====== DATA ENTRIES

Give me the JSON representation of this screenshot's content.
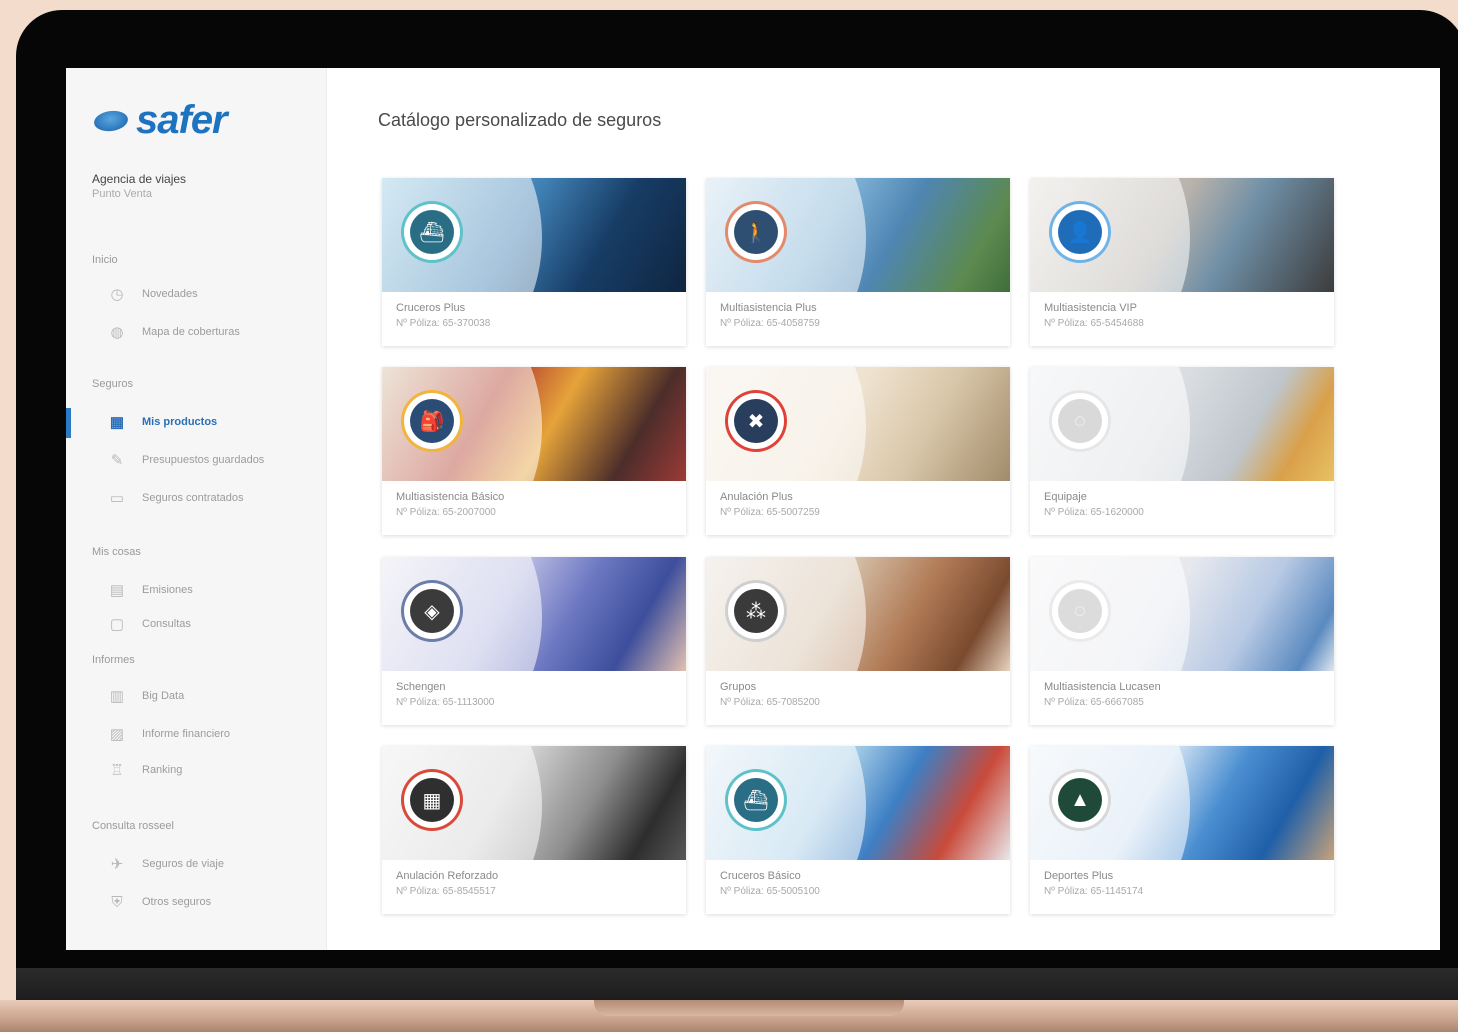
{
  "brand": {
    "name": "safer"
  },
  "agency": {
    "name": "Agencia de viajes",
    "subtitle": "Punto Venta"
  },
  "page_title": "Catálogo personalizado de seguros",
  "nav_sections": [
    {
      "title": "Inicio",
      "items": [
        {
          "label": "Novedades",
          "icon": "clock-icon",
          "glyph": "◷"
        },
        {
          "label": "Mapa de coberturas",
          "icon": "globe-icon",
          "glyph": "◍"
        }
      ]
    },
    {
      "title": "Seguros",
      "items": [
        {
          "label": "Mis productos",
          "icon": "products-icon",
          "glyph": "▦",
          "active": true
        },
        {
          "label": "Presupuestos guardados",
          "icon": "pen-icon",
          "glyph": "✎"
        },
        {
          "label": "Seguros contratados",
          "icon": "monitor-icon",
          "glyph": "▭"
        }
      ]
    },
    {
      "title": "Mis cosas",
      "items": [
        {
          "label": "Emisiones",
          "icon": "document-icon",
          "glyph": "▤"
        },
        {
          "label": "Consultas",
          "icon": "chat-icon",
          "glyph": "▢"
        }
      ]
    },
    {
      "title": "Informes",
      "items": [
        {
          "label": "Big Data",
          "icon": "grid-icon",
          "glyph": "▥"
        },
        {
          "label": "Informe financiero",
          "icon": "finance-icon",
          "glyph": "▨"
        },
        {
          "label": "Ranking",
          "icon": "trophy-icon",
          "glyph": "♖"
        }
      ]
    },
    {
      "title": "Consulta rosseel",
      "items": [
        {
          "label": "Seguros de viaje",
          "icon": "plane-icon",
          "glyph": "✈"
        },
        {
          "label": "Otros seguros",
          "icon": "shield-icon",
          "glyph": "⛨"
        }
      ]
    }
  ],
  "cards": [
    {
      "name": "Cruceros Plus",
      "policy": "Nº Póliza: 65-370038",
      "badge_icon": "ship-icon",
      "glyph": "⛴",
      "badge_color": "#2a6e86",
      "ring": "#5ec2c8",
      "photo": "linear-gradient(120deg,#9ed0e6 0%,#3f7fb3 45%,#173d66 70%,#0f2540 100%)"
    },
    {
      "name": "Multiasistencia Plus",
      "policy": "Nº Póliza: 65-4058759",
      "badge_icon": "hiker-icon",
      "glyph": "🚶",
      "badge_color": "#2e4e72",
      "ring": "#e28a6a",
      "photo": "linear-gradient(120deg,#cfe2ee 0%,#7fb2d6 40%,#4f86b3 60%,#5c8a4f 85%,#3f6e3a 100%)"
    },
    {
      "name": "Multiasistencia VIP",
      "policy": "Nº Póliza: 65-5454688",
      "badge_icon": "traveler-icon",
      "glyph": "👤",
      "badge_color": "#1f6cb8",
      "ring": "#6fb4e8",
      "photo": "linear-gradient(120deg,#e6e2dd 0%,#b7b2ab 45%,#6f8fa6 65%,#3c3c3c 100%)"
    },
    {
      "name": "Multiasistencia Básico",
      "policy": "Nº Póliza: 65-2007000",
      "badge_icon": "backpacker-icon",
      "glyph": "🎒",
      "badge_color": "#2b4c75",
      "ring": "#f2b43a",
      "photo": "linear-gradient(120deg,#d9c2a8 0%,#b3402f 35%,#e6a33a 55%,#4c2d2a 80%,#9c3a36 100%)"
    },
    {
      "name": "Anulación Plus",
      "policy": "Nº Póliza: 65-5007259",
      "badge_icon": "cancel-ticket-icon",
      "glyph": "✖",
      "badge_color": "#293e5c",
      "ring": "#e0423a",
      "photo": "linear-gradient(120deg,#f4ede4 0%,#efe3d0 45%,#d8c6a8 70%,#a18b6a 100%)"
    },
    {
      "name": "Equipaje",
      "policy": "Nº Póliza: 65-1620000",
      "badge_icon": "luggage-icon",
      "glyph": "◌",
      "badge_color": "#d9d9d9",
      "ring": "#e6e6e6",
      "photo": "linear-gradient(120deg,#eef0f2 0%,#d9dde1 45%,#bfc6cc 70%,#d9a04a 85%,#e7c163 100%)"
    },
    {
      "name": "Schengen",
      "policy": "Nº Póliza: 65-1113000",
      "badge_icon": "schengen-icon",
      "glyph": "◈",
      "badge_color": "#3b3b3b",
      "ring": "#6b7da8",
      "photo": "linear-gradient(120deg,#e8e7f2 0%,#b7b9e1 40%,#6c78c2 60%,#3d4e9c 80%,#e2c0b0 100%)"
    },
    {
      "name": "Grupos",
      "policy": "Nº Póliza: 65-7085200",
      "badge_icon": "group-icon",
      "glyph": "⁂",
      "badge_color": "#3a3a3a",
      "ring": "#cfcfcf",
      "photo": "linear-gradient(120deg,#e9e2da 0%,#d6c1aa 40%,#b07a55 65%,#7a4a2f 85%,#e7d3bf 100%)"
    },
    {
      "name": "Multiasistencia Lucasen",
      "policy": "Nº Póliza: 65-6667085",
      "badge_icon": "globe-badge-icon",
      "glyph": "◌",
      "badge_color": "#dcdcdc",
      "ring": "#eaeaea",
      "photo": "linear-gradient(120deg,#f3f3f4 0%,#e6e8ee 45%,#b7c9e4 70%,#5a8ac0 90%,#dfe6ef 100%)"
    },
    {
      "name": "Anulación Reforzado",
      "policy": "Nº Póliza: 65-8545517",
      "badge_icon": "calendar-icon",
      "glyph": "▦",
      "badge_color": "#2f2f2f",
      "ring": "#d84a3a",
      "photo": "linear-gradient(120deg,#eeeeee 0%,#d3d3d3 40%,#8e8e8e 65%,#2d2d2d 85%,#575757 100%)"
    },
    {
      "name": "Cruceros Básico",
      "policy": "Nº Póliza: 65-5005100",
      "badge_icon": "cruise-icon",
      "glyph": "⛴",
      "badge_color": "#2a6e86",
      "ring": "#5ec2c8",
      "photo": "linear-gradient(120deg,#e4eef5 0%,#a9cfe8 40%,#3d7fc4 60%,#c94a3a 80%,#e8e8ec 100%)"
    },
    {
      "name": "Deportes Plus",
      "policy": "Nº Póliza: 65-1145174",
      "badge_icon": "mountain-icon",
      "glyph": "▲",
      "badge_color": "#1f4a3a",
      "ring": "#d8d8d8",
      "photo": "linear-gradient(120deg,#eef3f8 0%,#cfe0f2 40%,#4b8fd1 60%,#1f5fa8 80%,#c7a27a 100%)"
    }
  ]
}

============

Pull every line containing "Plus" out of the data above.

■ TASK RESULT ■
      "name": "Cruceros Plus",
      "name": "Multiasistencia Plus",
      "name": "Anulación Plus",
      "name": "Deportes Plus",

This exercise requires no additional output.